*AIM OF THE TASK:* Using the data below, tally the lines that include the string "hours". Only the number is wanted.
[begin MATERIAL TO PROCESS]
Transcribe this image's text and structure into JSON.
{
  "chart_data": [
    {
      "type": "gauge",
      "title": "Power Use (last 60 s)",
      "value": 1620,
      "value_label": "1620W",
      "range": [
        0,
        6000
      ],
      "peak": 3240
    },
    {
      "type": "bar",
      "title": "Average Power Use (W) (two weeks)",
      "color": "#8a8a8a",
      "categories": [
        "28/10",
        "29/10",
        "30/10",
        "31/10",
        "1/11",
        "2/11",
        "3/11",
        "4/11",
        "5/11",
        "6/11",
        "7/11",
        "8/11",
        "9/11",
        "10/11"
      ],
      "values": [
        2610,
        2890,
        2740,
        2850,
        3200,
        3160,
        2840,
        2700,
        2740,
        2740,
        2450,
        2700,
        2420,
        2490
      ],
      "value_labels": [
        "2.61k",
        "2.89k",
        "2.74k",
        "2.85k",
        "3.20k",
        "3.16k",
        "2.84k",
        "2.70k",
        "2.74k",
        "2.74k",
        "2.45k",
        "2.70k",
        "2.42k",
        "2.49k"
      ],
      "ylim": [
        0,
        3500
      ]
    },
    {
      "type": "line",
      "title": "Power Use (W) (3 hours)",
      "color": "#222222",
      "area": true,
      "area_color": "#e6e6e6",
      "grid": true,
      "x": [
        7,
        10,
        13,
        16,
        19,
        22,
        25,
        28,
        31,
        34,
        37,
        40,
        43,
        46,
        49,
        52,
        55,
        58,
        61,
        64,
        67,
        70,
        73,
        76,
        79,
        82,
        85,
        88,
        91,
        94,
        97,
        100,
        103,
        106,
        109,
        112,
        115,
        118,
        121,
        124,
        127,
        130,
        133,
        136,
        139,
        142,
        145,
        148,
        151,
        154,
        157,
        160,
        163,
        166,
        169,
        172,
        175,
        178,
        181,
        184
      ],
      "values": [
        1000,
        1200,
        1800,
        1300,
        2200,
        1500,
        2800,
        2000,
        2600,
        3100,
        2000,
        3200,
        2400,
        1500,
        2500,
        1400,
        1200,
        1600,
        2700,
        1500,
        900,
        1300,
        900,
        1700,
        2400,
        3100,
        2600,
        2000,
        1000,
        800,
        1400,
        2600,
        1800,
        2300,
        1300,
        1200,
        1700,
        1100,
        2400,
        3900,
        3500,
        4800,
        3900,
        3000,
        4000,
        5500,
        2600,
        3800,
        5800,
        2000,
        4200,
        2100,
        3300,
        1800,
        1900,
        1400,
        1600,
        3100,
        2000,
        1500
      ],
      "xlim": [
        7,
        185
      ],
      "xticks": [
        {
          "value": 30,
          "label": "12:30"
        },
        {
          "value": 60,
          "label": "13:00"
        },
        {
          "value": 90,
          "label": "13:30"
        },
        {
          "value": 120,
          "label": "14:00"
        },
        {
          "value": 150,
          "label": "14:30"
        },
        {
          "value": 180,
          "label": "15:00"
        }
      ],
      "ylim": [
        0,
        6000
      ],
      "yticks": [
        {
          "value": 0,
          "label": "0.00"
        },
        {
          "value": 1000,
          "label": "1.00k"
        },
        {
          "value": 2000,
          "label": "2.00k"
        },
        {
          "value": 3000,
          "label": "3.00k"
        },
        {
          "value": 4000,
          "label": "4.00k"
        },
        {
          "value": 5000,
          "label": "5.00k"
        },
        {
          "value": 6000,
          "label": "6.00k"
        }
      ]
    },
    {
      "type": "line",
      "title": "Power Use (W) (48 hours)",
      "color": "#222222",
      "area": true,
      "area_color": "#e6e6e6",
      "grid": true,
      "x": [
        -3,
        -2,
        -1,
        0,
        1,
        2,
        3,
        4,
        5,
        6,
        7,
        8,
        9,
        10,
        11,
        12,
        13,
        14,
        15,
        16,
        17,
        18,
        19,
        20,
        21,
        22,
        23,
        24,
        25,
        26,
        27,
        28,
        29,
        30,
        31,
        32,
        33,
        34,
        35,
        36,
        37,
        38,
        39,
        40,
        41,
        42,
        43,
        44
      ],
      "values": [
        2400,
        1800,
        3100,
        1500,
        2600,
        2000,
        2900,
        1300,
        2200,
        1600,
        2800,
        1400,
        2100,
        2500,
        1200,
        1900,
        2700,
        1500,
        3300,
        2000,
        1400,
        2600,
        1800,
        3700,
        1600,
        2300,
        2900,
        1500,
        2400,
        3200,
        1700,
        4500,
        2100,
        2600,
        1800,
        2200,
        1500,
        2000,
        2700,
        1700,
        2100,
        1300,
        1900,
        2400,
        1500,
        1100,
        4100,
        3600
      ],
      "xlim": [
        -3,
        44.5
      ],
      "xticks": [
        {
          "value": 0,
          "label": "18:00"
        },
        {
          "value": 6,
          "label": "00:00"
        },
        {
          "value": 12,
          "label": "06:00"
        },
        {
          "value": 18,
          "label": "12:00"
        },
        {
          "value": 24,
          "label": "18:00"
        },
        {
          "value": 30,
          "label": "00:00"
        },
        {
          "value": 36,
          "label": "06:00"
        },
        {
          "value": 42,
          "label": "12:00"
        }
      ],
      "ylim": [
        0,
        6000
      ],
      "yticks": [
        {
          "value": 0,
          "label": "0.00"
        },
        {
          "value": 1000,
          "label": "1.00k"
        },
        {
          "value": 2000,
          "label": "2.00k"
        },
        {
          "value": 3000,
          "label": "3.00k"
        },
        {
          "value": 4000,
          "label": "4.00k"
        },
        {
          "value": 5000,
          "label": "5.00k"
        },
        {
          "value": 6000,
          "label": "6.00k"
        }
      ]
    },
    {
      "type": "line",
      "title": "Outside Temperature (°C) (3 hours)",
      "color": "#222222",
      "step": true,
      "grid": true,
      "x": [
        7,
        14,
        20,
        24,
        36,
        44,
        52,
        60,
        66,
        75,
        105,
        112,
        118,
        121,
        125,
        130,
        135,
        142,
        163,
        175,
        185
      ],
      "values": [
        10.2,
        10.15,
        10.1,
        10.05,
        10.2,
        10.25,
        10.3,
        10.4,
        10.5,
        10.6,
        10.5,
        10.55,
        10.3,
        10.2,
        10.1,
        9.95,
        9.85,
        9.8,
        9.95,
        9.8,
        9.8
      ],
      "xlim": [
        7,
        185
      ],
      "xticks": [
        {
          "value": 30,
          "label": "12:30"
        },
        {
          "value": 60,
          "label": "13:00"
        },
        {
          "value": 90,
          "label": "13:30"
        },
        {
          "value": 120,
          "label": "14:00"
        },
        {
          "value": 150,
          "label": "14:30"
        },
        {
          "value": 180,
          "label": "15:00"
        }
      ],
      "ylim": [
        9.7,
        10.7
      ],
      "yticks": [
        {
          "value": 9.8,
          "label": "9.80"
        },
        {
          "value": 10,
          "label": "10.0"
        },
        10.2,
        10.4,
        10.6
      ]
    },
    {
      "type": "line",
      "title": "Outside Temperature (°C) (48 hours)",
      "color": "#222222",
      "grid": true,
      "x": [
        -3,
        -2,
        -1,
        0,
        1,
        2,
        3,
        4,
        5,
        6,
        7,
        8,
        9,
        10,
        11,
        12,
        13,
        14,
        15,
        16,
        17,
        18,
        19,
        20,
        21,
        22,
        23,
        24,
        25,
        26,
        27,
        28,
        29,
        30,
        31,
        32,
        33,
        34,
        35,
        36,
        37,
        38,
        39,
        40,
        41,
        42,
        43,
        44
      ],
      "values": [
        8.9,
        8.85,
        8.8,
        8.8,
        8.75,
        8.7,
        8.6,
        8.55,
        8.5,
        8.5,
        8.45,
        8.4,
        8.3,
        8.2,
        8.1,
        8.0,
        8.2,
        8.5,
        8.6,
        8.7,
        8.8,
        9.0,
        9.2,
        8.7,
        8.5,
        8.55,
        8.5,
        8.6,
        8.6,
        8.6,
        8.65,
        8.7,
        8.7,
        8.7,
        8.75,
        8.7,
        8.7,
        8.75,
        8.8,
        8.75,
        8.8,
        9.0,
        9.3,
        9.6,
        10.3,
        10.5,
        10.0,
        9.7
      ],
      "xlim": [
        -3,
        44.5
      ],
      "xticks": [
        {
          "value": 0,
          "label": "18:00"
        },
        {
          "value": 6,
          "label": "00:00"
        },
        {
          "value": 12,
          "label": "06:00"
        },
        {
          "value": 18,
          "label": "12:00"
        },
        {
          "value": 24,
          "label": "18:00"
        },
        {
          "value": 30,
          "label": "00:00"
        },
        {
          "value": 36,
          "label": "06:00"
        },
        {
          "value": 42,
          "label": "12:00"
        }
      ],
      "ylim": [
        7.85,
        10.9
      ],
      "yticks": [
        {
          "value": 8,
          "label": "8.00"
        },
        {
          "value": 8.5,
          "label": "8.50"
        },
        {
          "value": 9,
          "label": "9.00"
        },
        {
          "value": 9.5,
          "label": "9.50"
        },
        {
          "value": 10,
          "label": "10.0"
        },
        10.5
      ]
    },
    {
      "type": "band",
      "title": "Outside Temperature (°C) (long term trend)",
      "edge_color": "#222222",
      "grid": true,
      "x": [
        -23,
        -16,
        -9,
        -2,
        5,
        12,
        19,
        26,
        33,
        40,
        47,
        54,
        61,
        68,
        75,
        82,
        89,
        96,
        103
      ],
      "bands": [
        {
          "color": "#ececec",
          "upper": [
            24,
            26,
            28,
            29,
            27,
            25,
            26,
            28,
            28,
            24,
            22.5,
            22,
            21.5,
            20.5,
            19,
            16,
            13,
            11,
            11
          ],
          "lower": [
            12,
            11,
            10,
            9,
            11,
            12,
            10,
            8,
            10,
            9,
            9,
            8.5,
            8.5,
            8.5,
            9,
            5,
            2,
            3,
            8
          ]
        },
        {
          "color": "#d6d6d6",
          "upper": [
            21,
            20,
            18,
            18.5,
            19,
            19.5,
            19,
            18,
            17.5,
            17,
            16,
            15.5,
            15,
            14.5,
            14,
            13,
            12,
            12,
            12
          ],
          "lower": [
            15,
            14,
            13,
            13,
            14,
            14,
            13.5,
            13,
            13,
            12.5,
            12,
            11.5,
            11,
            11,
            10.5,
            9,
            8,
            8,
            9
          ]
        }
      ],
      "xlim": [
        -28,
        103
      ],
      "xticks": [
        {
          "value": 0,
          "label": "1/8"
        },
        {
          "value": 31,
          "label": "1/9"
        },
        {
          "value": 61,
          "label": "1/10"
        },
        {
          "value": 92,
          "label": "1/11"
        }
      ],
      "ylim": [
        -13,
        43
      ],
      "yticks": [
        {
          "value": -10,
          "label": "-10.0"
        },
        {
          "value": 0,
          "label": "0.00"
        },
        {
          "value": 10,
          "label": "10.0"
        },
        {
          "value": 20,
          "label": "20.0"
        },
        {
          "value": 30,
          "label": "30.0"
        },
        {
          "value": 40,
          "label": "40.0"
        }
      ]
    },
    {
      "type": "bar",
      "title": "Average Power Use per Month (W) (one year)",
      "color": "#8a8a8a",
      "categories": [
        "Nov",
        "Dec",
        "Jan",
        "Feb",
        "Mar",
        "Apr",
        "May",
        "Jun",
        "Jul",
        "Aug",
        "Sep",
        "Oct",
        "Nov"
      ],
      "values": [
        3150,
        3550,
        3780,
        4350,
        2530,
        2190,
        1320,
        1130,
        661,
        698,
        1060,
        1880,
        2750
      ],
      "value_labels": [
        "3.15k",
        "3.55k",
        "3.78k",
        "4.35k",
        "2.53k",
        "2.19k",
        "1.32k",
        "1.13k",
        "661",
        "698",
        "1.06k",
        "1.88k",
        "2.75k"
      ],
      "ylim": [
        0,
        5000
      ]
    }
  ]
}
[end MATERIAL TO PROCESS]
*SOLUTION FOR THIS EXERCISE:* 4